Task details: Output each entry below as it stands, leaving out every picture.

Data for the task:

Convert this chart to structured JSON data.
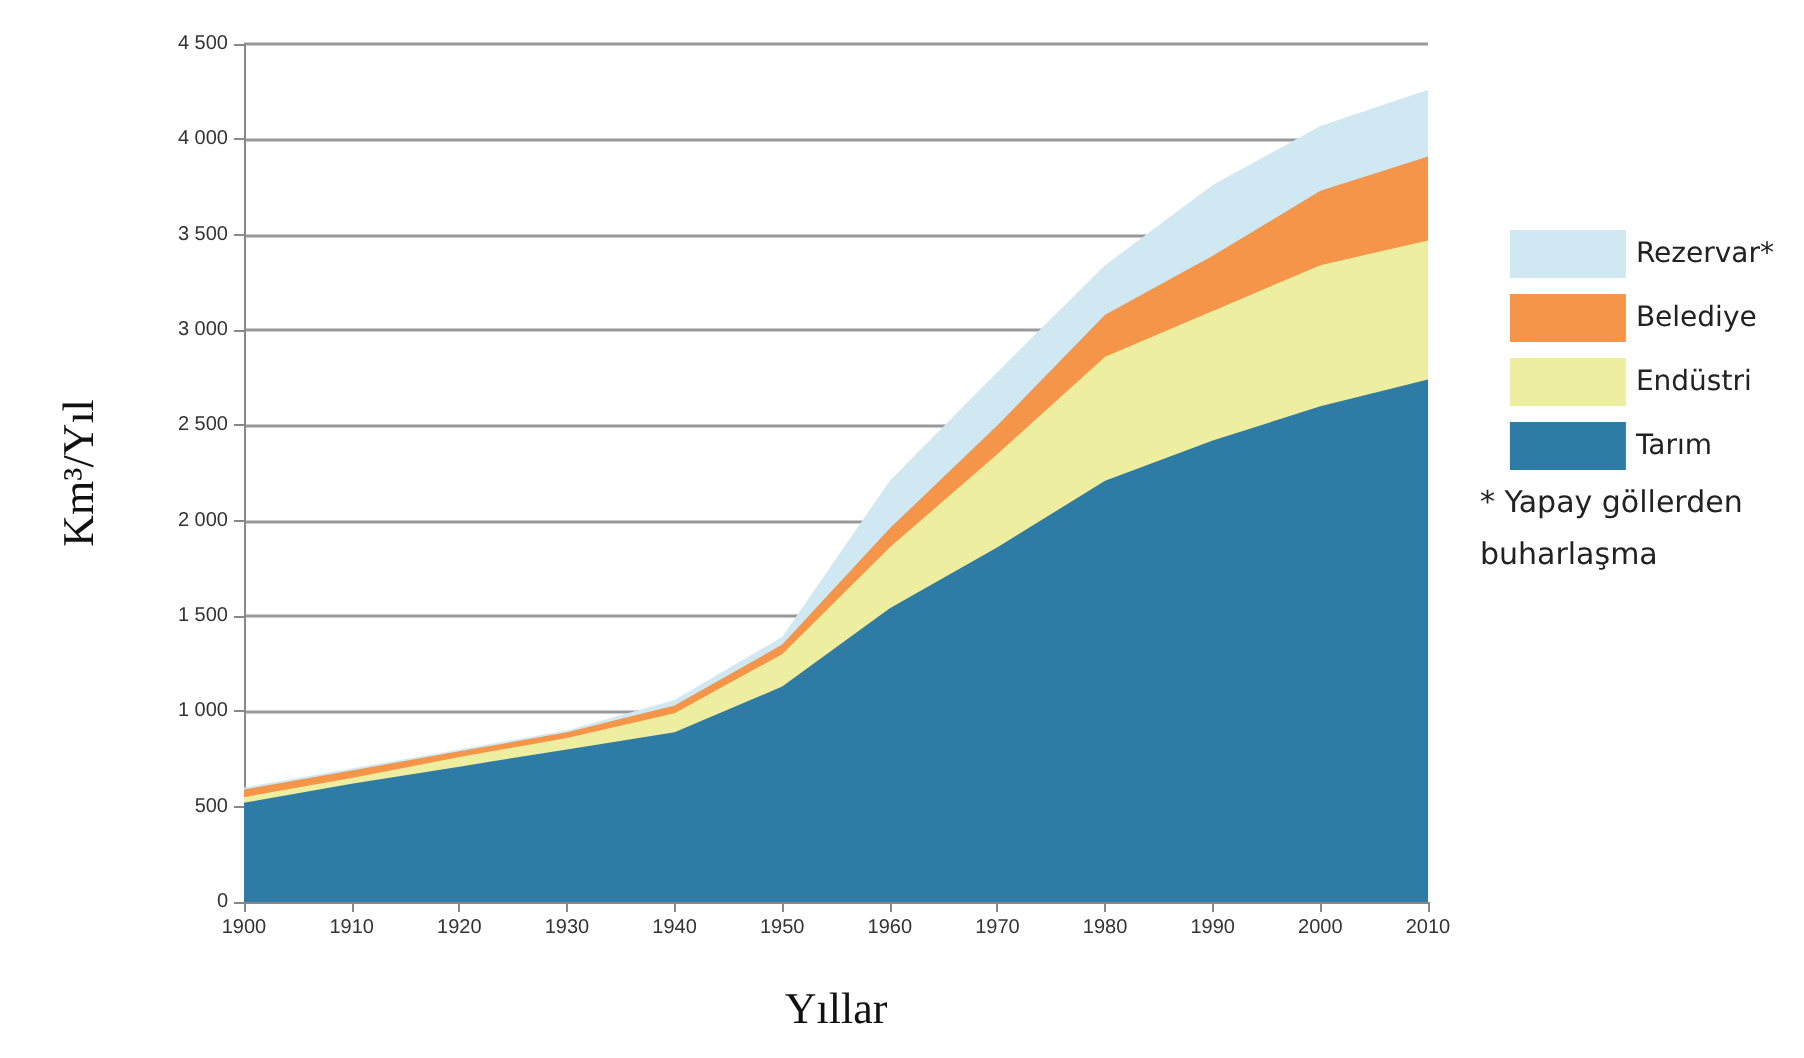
{
  "chart_data": {
    "type": "area",
    "xlabel": "Yıllar",
    "ylabel": "Km³/Yıl",
    "x": [
      1900,
      1910,
      1920,
      1930,
      1940,
      1950,
      1960,
      1970,
      1980,
      1990,
      2000,
      2010
    ],
    "series": [
      {
        "name": "Tarım",
        "color": "#2e7ca6",
        "values": [
          520,
          620,
          710,
          800,
          890,
          1130,
          1540,
          1860,
          2210,
          2420,
          2600,
          2740
        ]
      },
      {
        "name": "Endüstri",
        "color": "#eeeea0",
        "values": [
          30,
          30,
          50,
          60,
          100,
          170,
          320,
          490,
          650,
          680,
          740,
          730
        ]
      },
      {
        "name": "Belediye",
        "color": "#f4954a",
        "values": [
          40,
          40,
          30,
          30,
          40,
          50,
          100,
          150,
          220,
          290,
          390,
          440
        ]
      },
      {
        "name": "Rezervar*",
        "color": "#d0e8f2",
        "values": [
          10,
          10,
          10,
          10,
          30,
          40,
          250,
          280,
          260,
          370,
          340,
          350
        ]
      }
    ],
    "stacked": true,
    "xlim": [
      1900,
      2010
    ],
    "xticks": [
      1900,
      1910,
      1920,
      1930,
      1940,
      1950,
      1960,
      1970,
      1980,
      1990,
      2000,
      2010
    ],
    "ylim": [
      0,
      4500
    ],
    "yticks": [
      0,
      500,
      {
        "value": 1000,
        "label": "1 000"
      },
      {
        "value": 1500,
        "label": "1 500"
      },
      {
        "value": 2000,
        "label": "2 000"
      },
      {
        "value": 2500,
        "label": "2 500"
      },
      {
        "value": 3000,
        "label": "3 000"
      },
      {
        "value": 3500,
        "label": "3 500"
      },
      {
        "value": 4000,
        "label": "4 000"
      },
      {
        "value": 4500,
        "label": "4 500"
      }
    ],
    "grid": "y",
    "legend": "right",
    "marker": "none",
    "annotations": [
      "* Yapay göllerden buharlaşma"
    ]
  }
}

Response to the exercise:
Convert this chart to structured JSON data.
{
  "chart_data": {
    "type": "area",
    "xlabel": "Yıllar",
    "ylabel": "Km³/Yıl",
    "x": [
      1900,
      1910,
      1920,
      1930,
      1940,
      1950,
      1960,
      1970,
      1980,
      1990,
      2000,
      2010
    ],
    "series": [
      {
        "name": "Tarım",
        "color": "#2e7ca6",
        "values": [
          520,
          620,
          710,
          800,
          890,
          1130,
          1540,
          1860,
          2210,
          2420,
          2600,
          2740
        ]
      },
      {
        "name": "Endüstri",
        "color": "#eeeea0",
        "values": [
          30,
          30,
          50,
          60,
          100,
          170,
          320,
          490,
          650,
          680,
          740,
          730
        ]
      },
      {
        "name": "Belediye",
        "color": "#f4954a",
        "values": [
          40,
          40,
          30,
          30,
          40,
          50,
          100,
          150,
          220,
          290,
          390,
          440
        ]
      },
      {
        "name": "Rezervar*",
        "color": "#d0e8f2",
        "values": [
          10,
          10,
          10,
          10,
          30,
          40,
          250,
          280,
          260,
          370,
          340,
          350
        ]
      }
    ],
    "stacked": true,
    "xlim": [
      1900,
      2010
    ],
    "xticks": [
      1900,
      1910,
      1920,
      1930,
      1940,
      1950,
      1960,
      1970,
      1980,
      1990,
      2000,
      2010
    ],
    "ylim": [
      0,
      4500
    ],
    "yticks": [
      0,
      500,
      {
        "value": 1000,
        "label": "1 000"
      },
      {
        "value": 1500,
        "label": "1 500"
      },
      {
        "value": 2000,
        "label": "2 000"
      },
      {
        "value": 2500,
        "label": "2 500"
      },
      {
        "value": 3000,
        "label": "3 000"
      },
      {
        "value": 3500,
        "label": "3 500"
      },
      {
        "value": 4000,
        "label": "4 000"
      },
      {
        "value": 4500,
        "label": "4 500"
      }
    ],
    "grid": "y",
    "legend": "right",
    "marker": "none",
    "annotations": [
      "* Yapay göllerden buharlaşma"
    ]
  }
}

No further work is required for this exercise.